-- Goal --
Extract the full set of records, then give each one again exactly.

-- Information given --
◆ ◆ ◆ ◆ ◆ ◆ ◆
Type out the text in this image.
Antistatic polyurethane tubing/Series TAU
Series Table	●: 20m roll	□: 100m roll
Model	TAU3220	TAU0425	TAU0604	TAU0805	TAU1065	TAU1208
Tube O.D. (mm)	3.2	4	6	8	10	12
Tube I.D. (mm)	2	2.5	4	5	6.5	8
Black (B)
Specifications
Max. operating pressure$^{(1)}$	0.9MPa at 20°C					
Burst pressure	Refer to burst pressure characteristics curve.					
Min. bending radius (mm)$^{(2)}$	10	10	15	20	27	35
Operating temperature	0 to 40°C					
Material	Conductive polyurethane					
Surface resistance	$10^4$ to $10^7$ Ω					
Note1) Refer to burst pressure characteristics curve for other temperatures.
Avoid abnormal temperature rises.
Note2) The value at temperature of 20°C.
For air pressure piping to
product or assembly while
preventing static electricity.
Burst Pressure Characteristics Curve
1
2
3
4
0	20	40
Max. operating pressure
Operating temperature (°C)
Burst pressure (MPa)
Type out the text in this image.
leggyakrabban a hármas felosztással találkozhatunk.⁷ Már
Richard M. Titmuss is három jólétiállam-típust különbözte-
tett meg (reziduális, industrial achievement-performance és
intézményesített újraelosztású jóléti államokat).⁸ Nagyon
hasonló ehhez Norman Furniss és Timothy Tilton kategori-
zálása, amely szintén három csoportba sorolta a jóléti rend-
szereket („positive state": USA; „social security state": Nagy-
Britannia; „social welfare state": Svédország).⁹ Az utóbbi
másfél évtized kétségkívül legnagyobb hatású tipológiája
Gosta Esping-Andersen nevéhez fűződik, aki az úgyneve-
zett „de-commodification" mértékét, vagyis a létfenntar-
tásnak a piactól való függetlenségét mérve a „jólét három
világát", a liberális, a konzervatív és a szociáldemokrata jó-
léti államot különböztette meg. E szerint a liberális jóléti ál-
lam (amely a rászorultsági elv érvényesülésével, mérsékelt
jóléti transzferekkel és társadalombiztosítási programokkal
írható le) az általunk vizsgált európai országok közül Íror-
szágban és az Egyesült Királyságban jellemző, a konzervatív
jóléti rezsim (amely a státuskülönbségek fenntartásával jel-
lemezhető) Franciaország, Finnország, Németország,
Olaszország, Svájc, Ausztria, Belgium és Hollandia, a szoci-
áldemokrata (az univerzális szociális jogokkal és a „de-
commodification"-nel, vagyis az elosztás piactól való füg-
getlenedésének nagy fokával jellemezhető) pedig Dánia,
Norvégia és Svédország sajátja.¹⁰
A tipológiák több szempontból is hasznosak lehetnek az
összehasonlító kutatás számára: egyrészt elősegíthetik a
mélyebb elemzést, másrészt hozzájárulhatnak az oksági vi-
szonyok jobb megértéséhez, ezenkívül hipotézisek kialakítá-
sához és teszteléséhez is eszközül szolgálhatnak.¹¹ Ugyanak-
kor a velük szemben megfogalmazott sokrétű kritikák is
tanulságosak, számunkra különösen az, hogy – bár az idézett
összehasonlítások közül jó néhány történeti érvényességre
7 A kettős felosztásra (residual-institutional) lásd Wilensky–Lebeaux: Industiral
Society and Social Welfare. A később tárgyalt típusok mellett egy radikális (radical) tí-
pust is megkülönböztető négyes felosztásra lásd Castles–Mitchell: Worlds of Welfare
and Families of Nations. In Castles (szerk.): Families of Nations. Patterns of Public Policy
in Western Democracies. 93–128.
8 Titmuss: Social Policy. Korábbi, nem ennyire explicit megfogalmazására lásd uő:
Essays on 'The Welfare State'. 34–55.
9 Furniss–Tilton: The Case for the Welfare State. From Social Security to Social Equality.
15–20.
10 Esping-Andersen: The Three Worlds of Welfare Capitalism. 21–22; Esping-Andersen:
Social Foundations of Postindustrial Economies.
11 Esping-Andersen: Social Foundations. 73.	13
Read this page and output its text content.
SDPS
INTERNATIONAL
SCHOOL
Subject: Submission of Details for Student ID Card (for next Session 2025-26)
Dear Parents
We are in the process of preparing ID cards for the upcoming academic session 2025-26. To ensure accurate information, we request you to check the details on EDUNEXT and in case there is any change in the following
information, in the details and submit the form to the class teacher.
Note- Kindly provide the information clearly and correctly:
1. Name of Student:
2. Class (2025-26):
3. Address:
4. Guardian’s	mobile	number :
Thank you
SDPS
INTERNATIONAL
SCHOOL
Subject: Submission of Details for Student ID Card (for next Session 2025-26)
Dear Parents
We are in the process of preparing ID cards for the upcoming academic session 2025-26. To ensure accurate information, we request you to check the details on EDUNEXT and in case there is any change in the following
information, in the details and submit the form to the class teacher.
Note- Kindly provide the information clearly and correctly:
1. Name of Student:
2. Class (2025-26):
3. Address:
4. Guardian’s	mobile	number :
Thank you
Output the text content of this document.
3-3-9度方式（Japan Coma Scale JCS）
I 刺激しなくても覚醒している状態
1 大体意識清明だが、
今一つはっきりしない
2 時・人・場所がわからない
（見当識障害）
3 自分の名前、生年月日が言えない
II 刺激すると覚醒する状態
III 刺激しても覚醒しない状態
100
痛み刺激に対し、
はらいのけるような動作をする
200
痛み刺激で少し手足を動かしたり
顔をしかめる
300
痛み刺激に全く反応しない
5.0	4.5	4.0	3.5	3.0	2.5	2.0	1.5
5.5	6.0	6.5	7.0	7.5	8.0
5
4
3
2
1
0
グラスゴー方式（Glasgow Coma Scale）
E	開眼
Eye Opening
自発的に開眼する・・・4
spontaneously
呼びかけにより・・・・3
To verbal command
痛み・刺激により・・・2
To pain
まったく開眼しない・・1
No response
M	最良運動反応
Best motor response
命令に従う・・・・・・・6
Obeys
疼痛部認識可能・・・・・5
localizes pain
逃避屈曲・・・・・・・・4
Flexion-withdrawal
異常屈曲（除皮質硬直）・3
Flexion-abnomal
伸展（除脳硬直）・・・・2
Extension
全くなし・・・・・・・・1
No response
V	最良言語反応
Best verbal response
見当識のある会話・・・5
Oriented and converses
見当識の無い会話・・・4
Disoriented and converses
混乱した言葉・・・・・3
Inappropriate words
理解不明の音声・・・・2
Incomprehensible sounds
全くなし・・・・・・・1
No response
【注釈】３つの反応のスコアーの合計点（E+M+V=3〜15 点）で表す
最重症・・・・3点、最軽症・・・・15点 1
◆ ◆ ◆ ◆ ◆ ◆ ◆
-- Solution to this task --
Type out the text in this image.
Antistatic polyurethane tubing/Series TAU
Series Table	●: 20m roll	□: 100m roll
Model	TAU3220	TAU0425	TAU0604	TAU0805	TAU1065	TAU1208
Tube O.D. (mm)	3.2	4	6	8	10	12
Tube I.D. (mm)	2	2.5	4	5	6.5	8
Black (B)
Specifications
Max. operating pressure$^{(1)}$	0.9MPa at 20°C					
Burst pressure	Refer to burst pressure characteristics curve.					
Min. bending radius (mm)$^{(2)}$	10	10	15	20	27	35
Operating temperature	0 to 40°C					
Material	Conductive polyurethane					
Surface resistance	$10^4$ to $10^7$ Ω					
Note1) Refer to burst pressure characteristics curve for other temperatures.
Avoid abnormal temperature rises.
Note2) The value at temperature of 20°C.
For air pressure piping to
product or assembly while
preventing static electricity.
Burst Pressure Characteristics Curve
1
2
3
4
0	20	40
Max. operating pressure
Operating temperature (°C)
Burst pressure (MPa)
Type out the text in this image.
leggyakrabban a hármas felosztással találkozhatunk.⁷ Már
Richard M. Titmuss is három jólétiállam-típust különbözte-
tett meg (reziduális, industrial achievement-performance és
intézményesített újraelosztású jóléti államokat).⁸ Nagyon
hasonló ehhez Norman Furniss és Timothy Tilton kategori-
zálása, amely szintén három csoportba sorolta a jóléti rend-
szereket („positive state": USA; „social security state": Nagy-
Britannia; „social welfare state": Svédország).⁹ Az utóbbi
másfél évtized kétségkívül legnagyobb hatású tipológiája
Gosta Esping-Andersen nevéhez fűződik, aki az úgyneve-
zett „de-commodification" mértékét, vagyis a létfenntar-
tásnak a piactól való függetlenségét mérve a „jólét három
világát", a liberális, a konzervatív és a szociáldemokrata jó-
léti államot különböztette meg. E szerint a liberális jóléti ál-
lam (amely a rászorultsági elv érvényesülésével, mérsékelt
jóléti transzferekkel és társadalombiztosítási programokkal
írható le) az általunk vizsgált európai országok közül Íror-
szágban és az Egyesült Királyságban jellemző, a konzervatív
jóléti rezsim (amely a státuskülönbségek fenntartásával jel-
lemezhető) Franciaország, Finnország, Németország,
Olaszország, Svájc, Ausztria, Belgium és Hollandia, a szoci-
áldemokrata (az univerzális szociális jogokkal és a „de-
commodification"-nel, vagyis az elosztás piactól való füg-
getlenedésének nagy fokával jellemezhető) pedig Dánia,
Norvégia és Svédország sajátja.¹⁰
A tipológiák több szempontból is hasznosak lehetnek az
összehasonlító kutatás számára: egyrészt elősegíthetik a
mélyebb elemzést, másrészt hozzájárulhatnak az oksági vi-
szonyok jobb megértéséhez, ezenkívül hipotézisek kialakítá-
sához és teszteléséhez is eszközül szolgálhatnak.¹¹ Ugyanak-
kor a velük szemben megfogalmazott sokrétű kritikák is
tanulságosak, számunkra különösen az, hogy – bár az idézett
összehasonlítások közül jó néhány történeti érvényességre
7 A kettős felosztásra (residual-institutional) lásd Wilensky–Lebeaux: Industiral
Society and Social Welfare. A később tárgyalt típusok mellett egy radikális (radical) tí-
pust is megkülönböztető négyes felosztásra lásd Castles–Mitchell: Worlds of Welfare
and Families of Nations. In Castles (szerk.): Families of Nations. Patterns of Public Policy
in Western Democracies. 93–128.
8 Titmuss: Social Policy. Korábbi, nem ennyire explicit megfogalmazására lásd uő:
Essays on 'The Welfare State'. 34–55.
9 Furniss–Tilton: The Case for the Welfare State. From Social Security to Social Equality.
15–20.
10 Esping-Andersen: The Three Worlds of Welfare Capitalism. 21–22; Esping-Andersen:
Social Foundations of Postindustrial Economies.
11 Esping-Andersen: Social Foundations. 73.	13
Read this page and output its text content.
SDPS
INTERNATIONAL
SCHOOL
Subject: Submission of Details for Student ID Card (for next Session 2025-26)
Dear Parents
We are in the process of preparing ID cards for the upcoming academic session 2025-26. To ensure accurate information, we request you to check the details on EDUNEXT and in case there is any change in the following
information, in the details and submit the form to the class teacher.
Note- Kindly provide the information clearly and correctly:
1. Name of Student:
2. Class (2025-26):
3. Address:
4. Guardian’s	mobile	number :
Thank you
SDPS
INTERNATIONAL
SCHOOL
Subject: Submission of Details for Student ID Card (for next Session 2025-26)
Dear Parents
We are in the process of preparing ID cards for the upcoming academic session 2025-26. To ensure accurate information, we request you to check the details on EDUNEXT and in case there is any change in the following
information, in the details and submit the form to the class teacher.
Note- Kindly provide the information clearly and correctly:
1. Name of Student:
2. Class (2025-26):
3. Address:
4. Guardian’s	mobile	number :
Thank you
Output the text content of this document.
3-3-9度方式（Japan Coma Scale JCS）
I 刺激しなくても覚醒している状態
1 大体意識清明だが、
今一つはっきりしない
2 時・人・場所がわからない
（見当識障害）
3 自分の名前、生年月日が言えない
II 刺激すると覚醒する状態
III 刺激しても覚醒しない状態
100
痛み刺激に対し、
はらいのけるような動作をする
200
痛み刺激で少し手足を動かしたり
顔をしかめる
300
痛み刺激に全く反応しない
5.0	4.5	4.0	3.5	3.0	2.5	2.0	1.5
5.5	6.0	6.5	7.0	7.5	8.0
5
4
3
2
1
0
グラスゴー方式（Glasgow Coma Scale）
E	開眼
Eye Opening
自発的に開眼する・・・4
spontaneously
呼びかけにより・・・・3
To verbal command
痛み・刺激により・・・2
To pain
まったく開眼しない・・1
No response
M	最良運動反応
Best motor response
命令に従う・・・・・・・6
Obeys
疼痛部認識可能・・・・・5
localizes pain
逃避屈曲・・・・・・・・4
Flexion-withdrawal
異常屈曲（除皮質硬直）・3
Flexion-abnomal
伸展（除脳硬直）・・・・2
Extension
全くなし・・・・・・・・1
No response
V	最良言語反応
Best verbal response
見当識のある会話・・・5
Oriented and converses
見当識の無い会話・・・4
Disoriented and converses
混乱した言葉・・・・・3
Inappropriate words
理解不明の音声・・・・2
Incomprehensible sounds
全くなし・・・・・・・1
No response
【注釈】３つの反応のスコアーの合計点（E+M+V=3〜15 点）で表す
最重症・・・・3点、最軽症・・・・15点 1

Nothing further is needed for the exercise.